### EXERCISE AIM
Please write the listing below out again exactly, leaving every picture behind.

### LISTING
================================
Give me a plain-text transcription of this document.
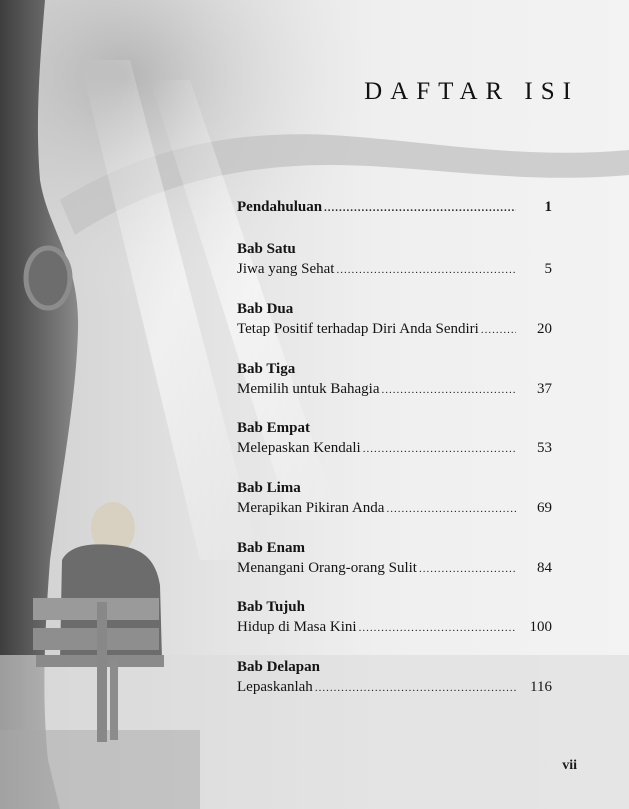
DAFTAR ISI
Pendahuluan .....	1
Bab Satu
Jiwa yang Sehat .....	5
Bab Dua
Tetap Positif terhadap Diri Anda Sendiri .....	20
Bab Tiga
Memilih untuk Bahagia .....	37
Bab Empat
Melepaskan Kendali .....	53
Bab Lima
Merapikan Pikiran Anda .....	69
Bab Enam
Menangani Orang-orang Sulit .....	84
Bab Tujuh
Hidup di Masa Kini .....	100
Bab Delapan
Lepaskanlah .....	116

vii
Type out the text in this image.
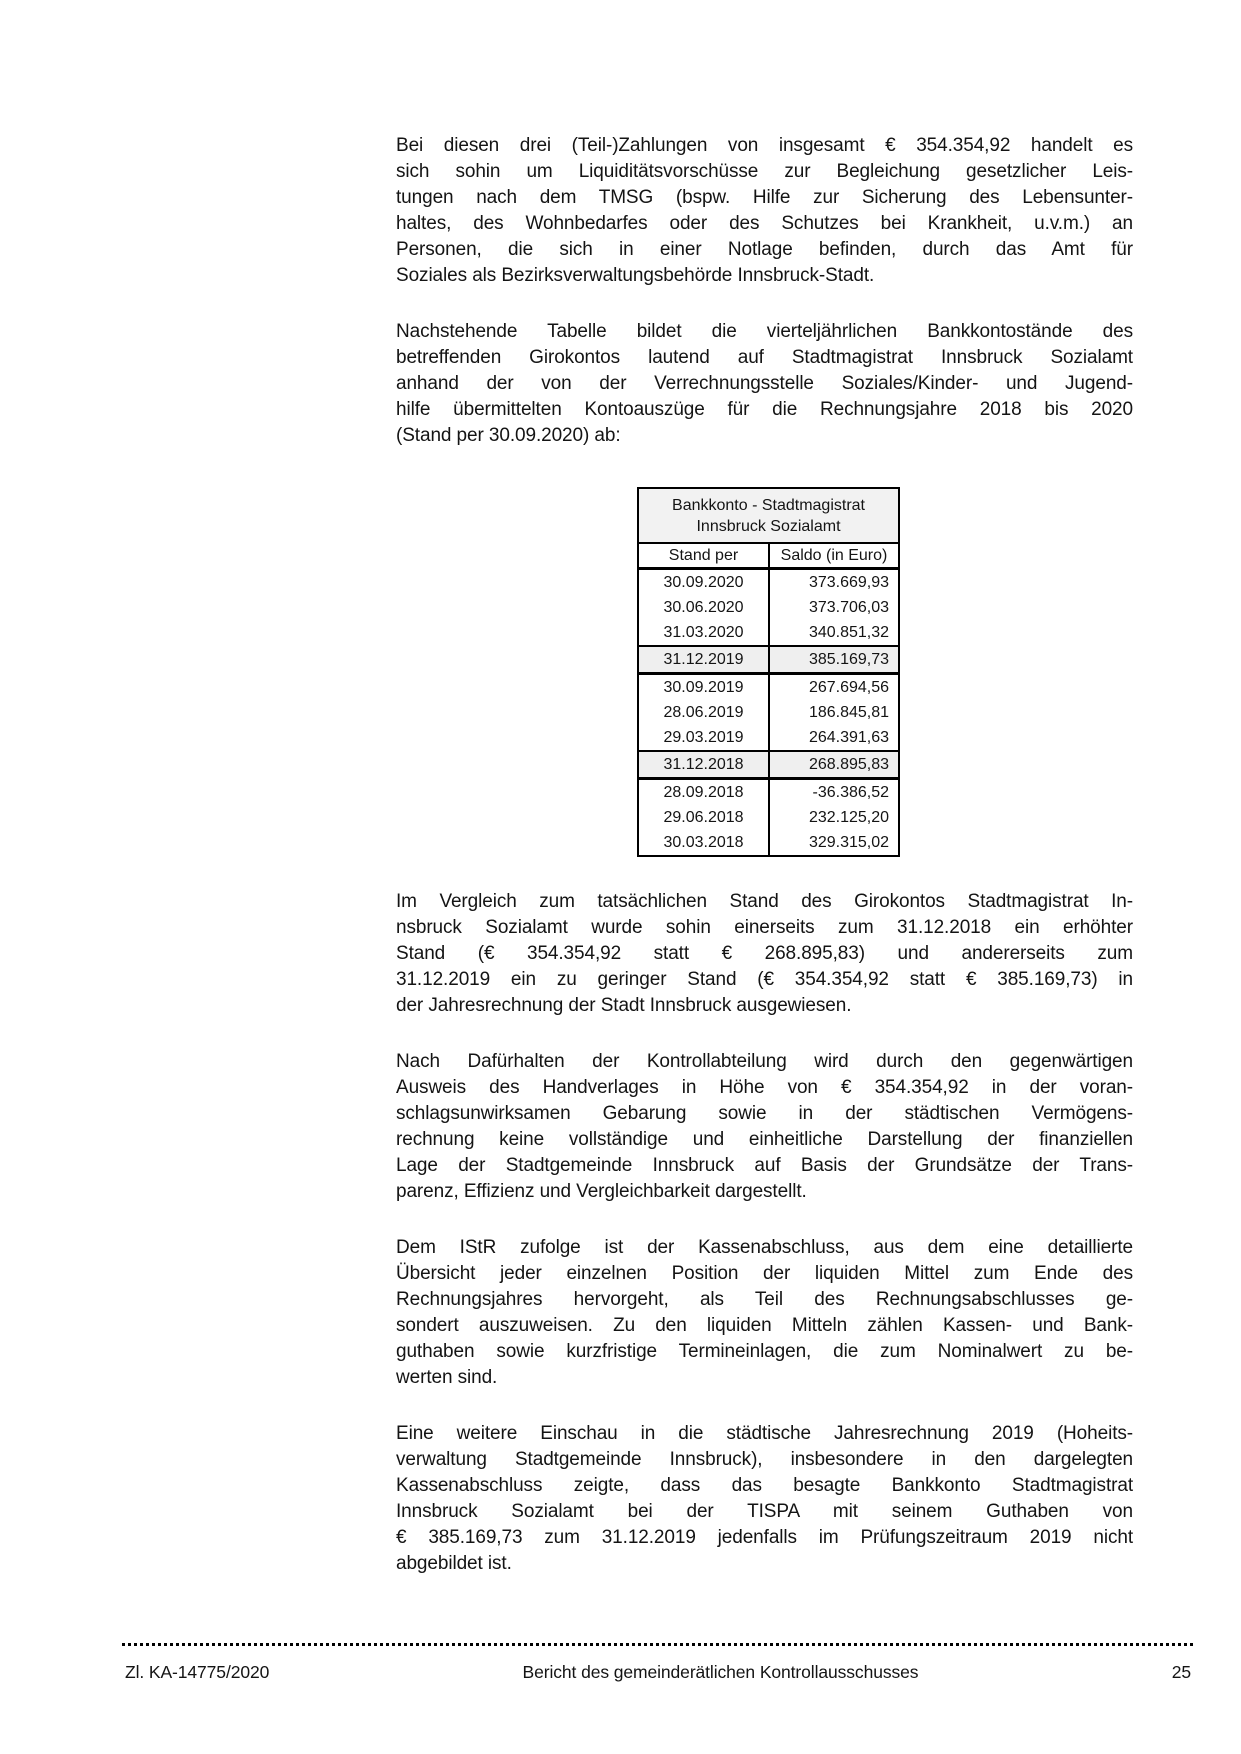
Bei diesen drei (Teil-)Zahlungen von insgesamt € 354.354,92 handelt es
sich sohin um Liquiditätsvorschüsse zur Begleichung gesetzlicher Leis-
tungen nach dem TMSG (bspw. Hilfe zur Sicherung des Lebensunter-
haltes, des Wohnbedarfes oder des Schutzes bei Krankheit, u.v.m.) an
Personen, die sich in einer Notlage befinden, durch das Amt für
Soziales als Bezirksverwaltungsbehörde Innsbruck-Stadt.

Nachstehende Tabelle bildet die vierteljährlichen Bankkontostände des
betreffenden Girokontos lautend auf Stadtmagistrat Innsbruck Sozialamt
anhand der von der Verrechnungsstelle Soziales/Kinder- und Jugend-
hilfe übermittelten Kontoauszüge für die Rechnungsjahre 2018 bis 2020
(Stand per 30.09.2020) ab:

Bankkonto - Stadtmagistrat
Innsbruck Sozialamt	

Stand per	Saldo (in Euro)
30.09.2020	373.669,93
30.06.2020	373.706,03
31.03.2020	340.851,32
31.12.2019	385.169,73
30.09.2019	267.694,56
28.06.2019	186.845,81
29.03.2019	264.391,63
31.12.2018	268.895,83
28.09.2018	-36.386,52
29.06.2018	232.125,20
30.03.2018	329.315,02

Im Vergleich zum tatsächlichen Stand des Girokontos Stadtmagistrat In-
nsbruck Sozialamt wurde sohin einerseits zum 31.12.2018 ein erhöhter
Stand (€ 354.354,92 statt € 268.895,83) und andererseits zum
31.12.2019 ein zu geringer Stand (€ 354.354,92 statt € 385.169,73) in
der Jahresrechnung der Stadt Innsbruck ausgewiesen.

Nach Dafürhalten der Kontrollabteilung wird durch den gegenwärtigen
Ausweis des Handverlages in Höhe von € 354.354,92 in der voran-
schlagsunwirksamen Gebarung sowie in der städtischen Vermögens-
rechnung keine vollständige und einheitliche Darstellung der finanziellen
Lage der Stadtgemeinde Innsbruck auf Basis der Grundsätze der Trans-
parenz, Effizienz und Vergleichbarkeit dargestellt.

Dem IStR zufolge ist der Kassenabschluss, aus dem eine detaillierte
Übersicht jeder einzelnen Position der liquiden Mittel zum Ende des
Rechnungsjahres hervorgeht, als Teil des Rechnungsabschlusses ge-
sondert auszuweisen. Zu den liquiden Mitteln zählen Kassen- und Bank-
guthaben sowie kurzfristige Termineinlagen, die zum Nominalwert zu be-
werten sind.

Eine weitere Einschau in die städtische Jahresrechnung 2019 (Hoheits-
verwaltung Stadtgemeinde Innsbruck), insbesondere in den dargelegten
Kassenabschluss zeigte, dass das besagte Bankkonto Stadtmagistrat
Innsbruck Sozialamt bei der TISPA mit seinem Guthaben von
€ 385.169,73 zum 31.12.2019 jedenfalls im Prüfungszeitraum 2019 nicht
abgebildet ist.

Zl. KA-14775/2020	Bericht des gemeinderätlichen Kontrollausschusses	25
================================
### CORRECT RESPONSE
Give me a plain-text transcription of this document.
DAFTAR ISI
Pendahuluan .....	1
Bab Satu
Jiwa yang Sehat .....	5
Bab Dua
Tetap Positif terhadap Diri Anda Sendiri .....	20
Bab Tiga
Memilih untuk Bahagia .....	37
Bab Empat
Melepaskan Kendali .....	53
Bab Lima
Merapikan Pikiran Anda .....	69
Bab Enam
Menangani Orang-orang Sulit .....	84
Bab Tujuh
Hidup di Masa Kini .....	100
Bab Delapan
Lepaskanlah .....	116

vii
Type out the text in this image.
Bei diesen drei (Teil-)Zahlungen von insgesamt € 354.354,92 handelt es
sich sohin um Liquiditätsvorschüsse zur Begleichung gesetzlicher Leis-
tungen nach dem TMSG (bspw. Hilfe zur Sicherung des Lebensunter-
haltes, des Wohnbedarfes oder des Schutzes bei Krankheit, u.v.m.) an
Personen, die sich in einer Notlage befinden, durch das Amt für
Soziales als Bezirksverwaltungsbehörde Innsbruck-Stadt.

Nachstehende Tabelle bildet die vierteljährlichen Bankkontostände des
betreffenden Girokontos lautend auf Stadtmagistrat Innsbruck Sozialamt
anhand der von der Verrechnungsstelle Soziales/Kinder- und Jugend-
hilfe übermittelten Kontoauszüge für die Rechnungsjahre 2018 bis 2020
(Stand per 30.09.2020) ab:

Bankkonto - Stadtmagistrat
Innsbruck Sozialamt	

Stand per	Saldo (in Euro)
30.09.2020	373.669,93
30.06.2020	373.706,03
31.03.2020	340.851,32
31.12.2019	385.169,73
30.09.2019	267.694,56
28.06.2019	186.845,81
29.03.2019	264.391,63
31.12.2018	268.895,83
28.09.2018	-36.386,52
29.06.2018	232.125,20
30.03.2018	329.315,02

Im Vergleich zum tatsächlichen Stand des Girokontos Stadtmagistrat In-
nsbruck Sozialamt wurde sohin einerseits zum 31.12.2018 ein erhöhter
Stand (€ 354.354,92 statt € 268.895,83) und andererseits zum
31.12.2019 ein zu geringer Stand (€ 354.354,92 statt € 385.169,73) in
der Jahresrechnung der Stadt Innsbruck ausgewiesen.

Nach Dafürhalten der Kontrollabteilung wird durch den gegenwärtigen
Ausweis des Handverlages in Höhe von € 354.354,92 in der voran-
schlagsunwirksamen Gebarung sowie in der städtischen Vermögens-
rechnung keine vollständige und einheitliche Darstellung der finanziellen
Lage der Stadtgemeinde Innsbruck auf Basis der Grundsätze der Trans-
parenz, Effizienz und Vergleichbarkeit dargestellt.

Dem IStR zufolge ist der Kassenabschluss, aus dem eine detaillierte
Übersicht jeder einzelnen Position der liquiden Mittel zum Ende des
Rechnungsjahres hervorgeht, als Teil des Rechnungsabschlusses ge-
sondert auszuweisen. Zu den liquiden Mitteln zählen Kassen- und Bank-
guthaben sowie kurzfristige Termineinlagen, die zum Nominalwert zu be-
werten sind.

Eine weitere Einschau in die städtische Jahresrechnung 2019 (Hoheits-
verwaltung Stadtgemeinde Innsbruck), insbesondere in den dargelegten
Kassenabschluss zeigte, dass das besagte Bankkonto Stadtmagistrat
Innsbruck Sozialamt bei der TISPA mit seinem Guthaben von
€ 385.169,73 zum 31.12.2019 jedenfalls im Prüfungszeitraum 2019 nicht
abgebildet ist.

Zl. KA-14775/2020	Bericht des gemeinderätlichen Kontrollausschusses	25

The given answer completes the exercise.